** begin **

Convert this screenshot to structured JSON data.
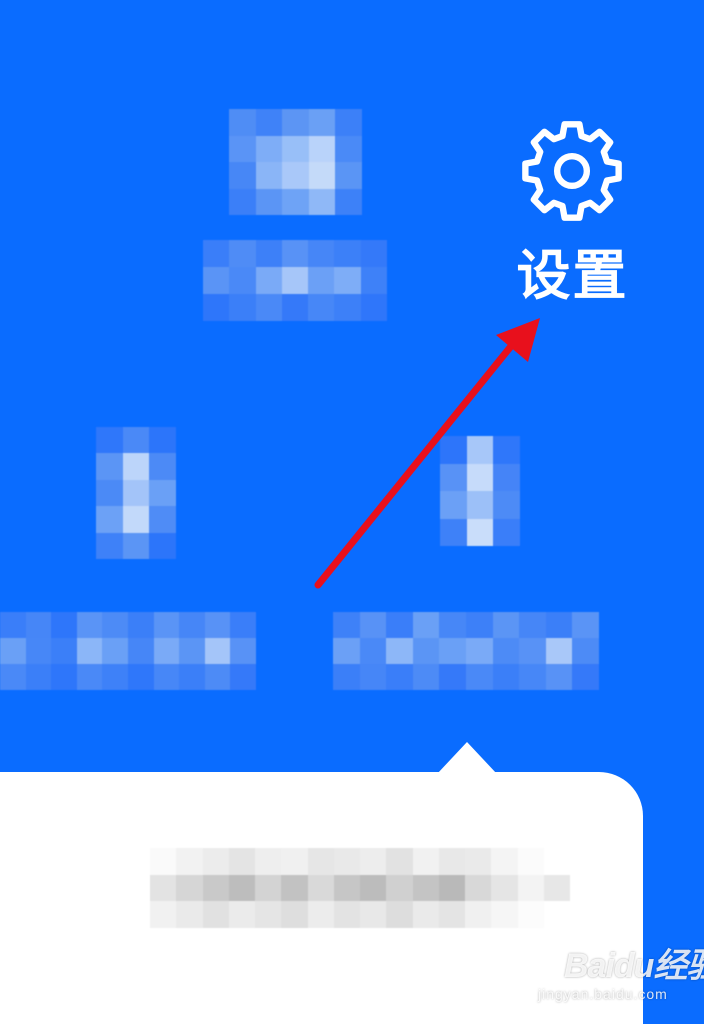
{
  "settings": {
    "label": "设置",
    "icon": "gear-icon"
  },
  "watermark": {
    "logo_text": "Baidu经验",
    "sub_text": "jingyan.baidu.com"
  },
  "colors": {
    "background": "#0A6CFF",
    "card": "#FFFFFF",
    "annotation_arrow": "#E8101C"
  }
}
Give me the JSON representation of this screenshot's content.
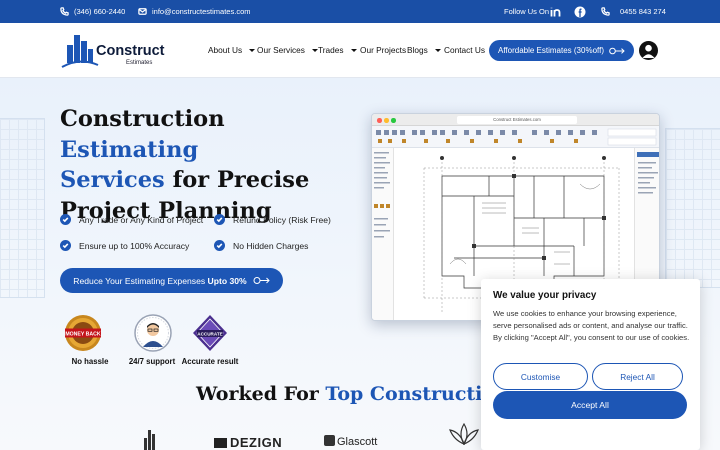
{
  "topbar": {
    "phone": "(346) 660-2440",
    "email": "info@constructestimates.com",
    "follow_label": "Follow Us On",
    "phone_alt": "0455 843 274"
  },
  "logo": {
    "name": "Construct",
    "sub": "Estimates"
  },
  "nav": {
    "items": [
      {
        "label": "About Us",
        "dropdown": true
      },
      {
        "label": "Our Services",
        "dropdown": true
      },
      {
        "label": "Trades",
        "dropdown": true
      },
      {
        "label": "Our Projects",
        "dropdown": false
      },
      {
        "label": "Blogs",
        "dropdown": true
      },
      {
        "label": "Contact Us",
        "dropdown": false
      }
    ],
    "cta_label": "Affordable Estimates (30%off)"
  },
  "hero": {
    "title_part1": "Construction ",
    "title_part2": "Estimating",
    "title_part3": "Services",
    "title_part4": " for Precise",
    "title_part5": "Project Planning",
    "features": [
      "Any Trade or Any Kind of Project",
      "Refund Policy (Risk Free)",
      "Ensure up to 100% Accuracy",
      "No Hidden Charges"
    ],
    "cta_prefix": "Reduce Your Estimating Expenses ",
    "cta_bold": "Upto 30%",
    "badges": [
      {
        "label": "No hassle",
        "text": "MONEY BACK"
      },
      {
        "label": "24/7 support",
        "text": ""
      },
      {
        "label": "Accurate result",
        "text": "ACCURATE"
      }
    ],
    "window_url": "Construct Estimates.com"
  },
  "worked": {
    "part1": "Worked For ",
    "part2": "Top Construction Br"
  },
  "brands": [
    "DEZIGN",
    "Glascott"
  ],
  "cookie": {
    "title": "We value your privacy",
    "body": "We use cookies to enhance your browsing experience, serve personalised ads or content, and analyse our traffic. By clicking \"Accept All\", you consent to our use of cookies.",
    "customise": "Customise",
    "reject": "Reject All",
    "accept": "Accept All"
  },
  "colors": {
    "brand": "#1d56b5",
    "topbar": "#1a4fa6",
    "text": "#111111"
  }
}
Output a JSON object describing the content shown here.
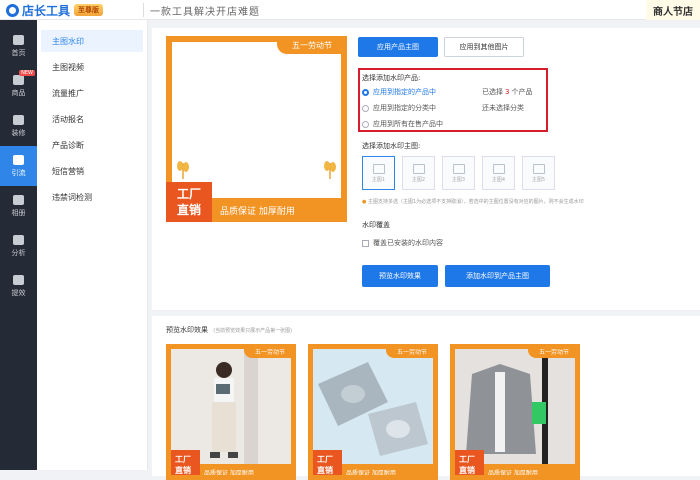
{
  "header": {
    "app_name": "店长工具",
    "badge": "至尊版",
    "slogan": "一款工具解决开店难题",
    "right_text": "商人节店"
  },
  "leftnav": [
    {
      "label": "首页",
      "icon": "home-icon"
    },
    {
      "label": "商品",
      "icon": "product-icon",
      "new": "NEW"
    },
    {
      "label": "装修",
      "icon": "tools-icon"
    },
    {
      "label": "引流",
      "icon": "user-icon"
    },
    {
      "label": "相册",
      "icon": "image-icon"
    },
    {
      "label": "分析",
      "icon": "chart-icon"
    },
    {
      "label": "提效",
      "icon": "rocket-icon"
    }
  ],
  "subnav": [
    "主图水印",
    "主图视频",
    "流量推广",
    "活动报名",
    "产品诊断",
    "短信营销",
    "违禁词检测"
  ],
  "preview": {
    "tag": "五一劳动节",
    "left_line1": "工厂",
    "left_line2": "直销",
    "right": "品质保证 加厚耐用"
  },
  "tabs": {
    "apply_main": "应用产品主图",
    "apply_other": "应用到其他图片"
  },
  "product_select": {
    "label": "选择添加水印产品:",
    "options": [
      {
        "text": "应用到指定的产品中",
        "status_pre": "已选择",
        "status_num": "3",
        "status_post": "个产品"
      },
      {
        "text": "应用到指定的分类中",
        "status_pre": "还未选择分类",
        "status_num": "",
        "status_post": ""
      },
      {
        "text": "应用到所有在售产品中",
        "status_pre": "",
        "status_num": "",
        "status_post": ""
      }
    ]
  },
  "main_image_select": {
    "label": "选择添加水印主图:",
    "thumbs": [
      "主图1",
      "主图2",
      "主图3",
      "主图4",
      "主图5"
    ],
    "hint": "主图支持多选（主图1为必选项不支持取消），若选中的主图位置没有对应的图片，则不会生成水印"
  },
  "overlay": {
    "label": "水印覆盖",
    "checkbox": "覆盖已安装的水印内容"
  },
  "actions": {
    "preview": "预览水印效果",
    "add": "添加水印到产品主图"
  },
  "preview_section": {
    "title": "预览水印效果",
    "note": "(当前预览效果只展示产品第一张图)",
    "cards": [
      {
        "tag": "五一劳动节",
        "left_line1": "工厂",
        "left_line2": "直销",
        "right": "品质保证 加厚耐用"
      },
      {
        "tag": "五一劳动节",
        "left_line1": "工厂",
        "left_line2": "直销",
        "right": "品质保证 加厚耐用"
      },
      {
        "tag": "五一劳动节",
        "left_line1": "工厂",
        "left_line2": "直销",
        "right": "品质保证 加厚耐用"
      }
    ]
  },
  "colors": {
    "primary": "#1f78e8",
    "watermark_orange": "#f29423",
    "watermark_red": "#e9561f",
    "highlight": "#d71c2b",
    "nav_bg": "#252b36"
  }
}
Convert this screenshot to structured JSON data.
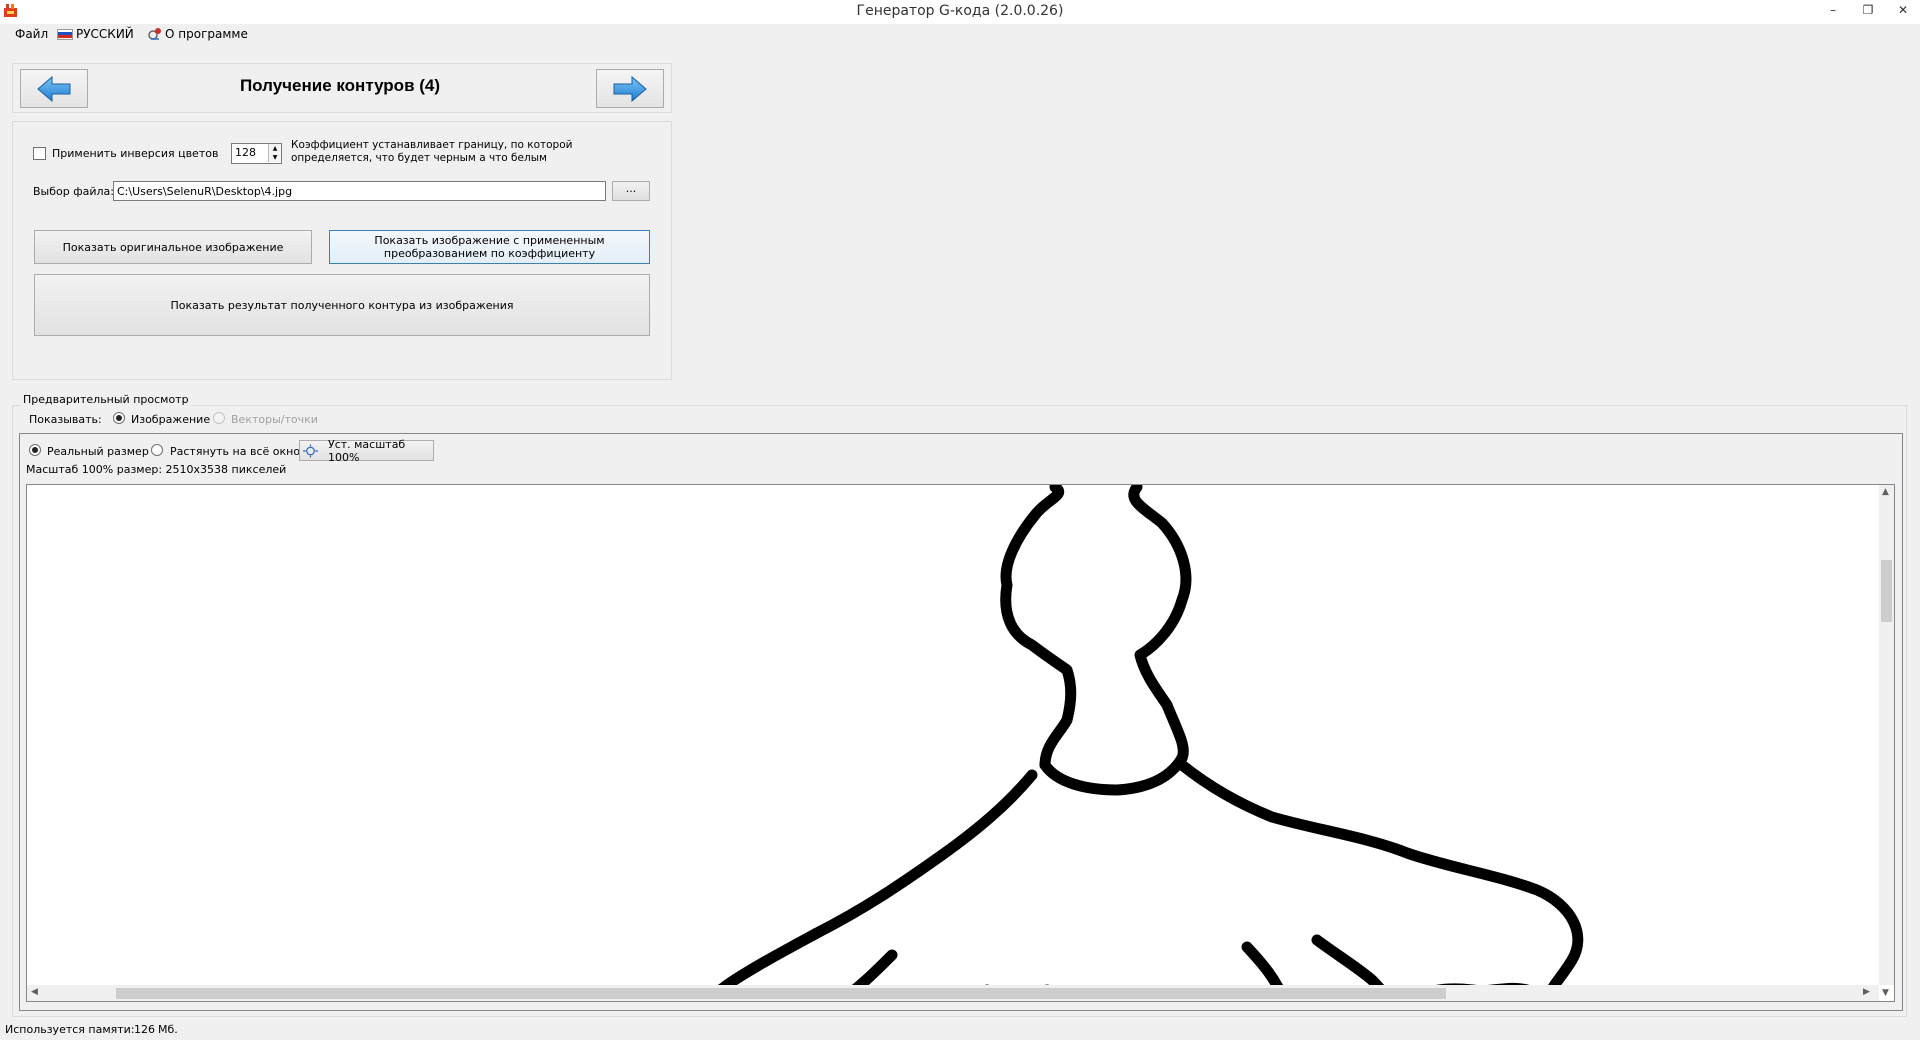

** end **

* Your task
Each line of the data is to be duplicated exactly; pictures stay out of the copy.

* Task response
Convert this screenshot to structured JSON data.
{
  "settings": {
    "label": "设置",
    "icon": "gear-icon"
  },
  "watermark": {
    "logo_text": "Baidu经验",
    "sub_text": "jingyan.baidu.com"
  },
  "colors": {
    "background": "#0A6CFF",
    "card": "#FFFFFF",
    "annotation_arrow": "#E8101C"
  }
}
Give me the JSON representation of this screenshot's content.
{
  "topbar": {
    "phone": "(346) 660-2440",
    "email": "info@constructestimates.com",
    "follow_label": "Follow Us On",
    "phone_alt": "0455 843 274"
  },
  "logo": {
    "name": "Construct",
    "sub": "Estimates"
  },
  "nav": {
    "items": [
      {
        "label": "About Us",
        "dropdown": true
      },
      {
        "label": "Our Services",
        "dropdown": true
      },
      {
        "label": "Trades",
        "dropdown": true
      },
      {
        "label": "Our Projects",
        "dropdown": false
      },
      {
        "label": "Blogs",
        "dropdown": true
      },
      {
        "label": "Contact Us",
        "dropdown": false
      }
    ],
    "cta_label": "Affordable Estimates (30%off)"
  },
  "hero": {
    "title_part1": "Construction ",
    "title_part2": "Estimating",
    "title_part3": "Services",
    "title_part4": " for Precise",
    "title_part5": "Project Planning",
    "features": [
      "Any Trade or Any Kind of Project",
      "Refund Policy (Risk Free)",
      "Ensure up to 100% Accuracy",
      "No Hidden Charges"
    ],
    "cta_prefix": "Reduce Your Estimating Expenses ",
    "cta_bold": "Upto 30%",
    "badges": [
      {
        "label": "No hassle",
        "text": "MONEY BACK"
      },
      {
        "label": "24/7 support",
        "text": ""
      },
      {
        "label": "Accurate result",
        "text": "ACCURATE"
      }
    ],
    "window_url": "Construct Estimates.com"
  },
  "worked": {
    "part1": "Worked For ",
    "part2": "Top Construction Br"
  },
  "brands": [
    "DEZIGN",
    "Glascott"
  ],
  "cookie": {
    "title": "We value your privacy",
    "body": "We use cookies to enhance your browsing experience, serve personalised ads or content, and analyse our traffic. By clicking \"Accept All\", you consent to our use of cookies.",
    "customise": "Customise",
    "reject": "Reject All",
    "accept": "Accept All"
  },
  "colors": {
    "brand": "#1d56b5",
    "topbar": "#1a4fa6",
    "text": "#111111"
  }
}
Output a JSON object describing the content shown here.
{
  "header": {
    "app_name": "店长工具",
    "badge": "至尊版",
    "slogan": "一款工具解决开店难题",
    "right_text": "商人节店"
  },
  "leftnav": [
    {
      "label": "首页",
      "icon": "home-icon"
    },
    {
      "label": "商品",
      "icon": "product-icon",
      "new": "NEW"
    },
    {
      "label": "装修",
      "icon": "tools-icon"
    },
    {
      "label": "引流",
      "icon": "user-icon"
    },
    {
      "label": "相册",
      "icon": "image-icon"
    },
    {
      "label": "分析",
      "icon": "chart-icon"
    },
    {
      "label": "提效",
      "icon": "rocket-icon"
    }
  ],
  "subnav": [
    "主图水印",
    "主图视频",
    "流量推广",
    "活动报名",
    "产品诊断",
    "短信营销",
    "违禁词检测"
  ],
  "preview": {
    "tag": "五一劳动节",
    "left_line1": "工厂",
    "left_line2": "直销",
    "right": "品质保证 加厚耐用"
  },
  "tabs": {
    "apply_main": "应用产品主图",
    "apply_other": "应用到其他图片"
  },
  "product_select": {
    "label": "选择添加水印产品:",
    "options": [
      {
        "text": "应用到指定的产品中",
        "status_pre": "已选择",
        "status_num": "3",
        "status_post": "个产品"
      },
      {
        "text": "应用到指定的分类中",
        "status_pre": "还未选择分类",
        "status_num": "",
        "status_post": ""
      },
      {
        "text": "应用到所有在售产品中",
        "status_pre": "",
        "status_num": "",
        "status_post": ""
      }
    ]
  },
  "main_image_select": {
    "label": "选择添加水印主图:",
    "thumbs": [
      "主图1",
      "主图2",
      "主图3",
      "主图4",
      "主图5"
    ],
    "hint": "主图支持多选（主图1为必选项不支持取消），若选中的主图位置没有对应的图片，则不会生成水印"
  },
  "overlay": {
    "label": "水印覆盖",
    "checkbox": "覆盖已安装的水印内容"
  },
  "actions": {
    "preview": "预览水印效果",
    "add": "添加水印到产品主图"
  },
  "preview_section": {
    "title": "预览水印效果",
    "note": "(当前预览效果只展示产品第一张图)",
    "cards": [
      {
        "tag": "五一劳动节",
        "left_line1": "工厂",
        "left_line2": "直销",
        "right": "品质保证 加厚耐用"
      },
      {
        "tag": "五一劳动节",
        "left_line1": "工厂",
        "left_line2": "直销",
        "right": "品质保证 加厚耐用"
      },
      {
        "tag": "五一劳动节",
        "left_line1": "工厂",
        "left_line2": "直销",
        "right": "品质保证 加厚耐用"
      }
    ]
  },
  "colors": {
    "primary": "#1f78e8",
    "watermark_orange": "#f29423",
    "watermark_red": "#e9561f",
    "highlight": "#d71c2b",
    "nav_bg": "#252b36"
  }
}
Convert this screenshot to structured JSON data.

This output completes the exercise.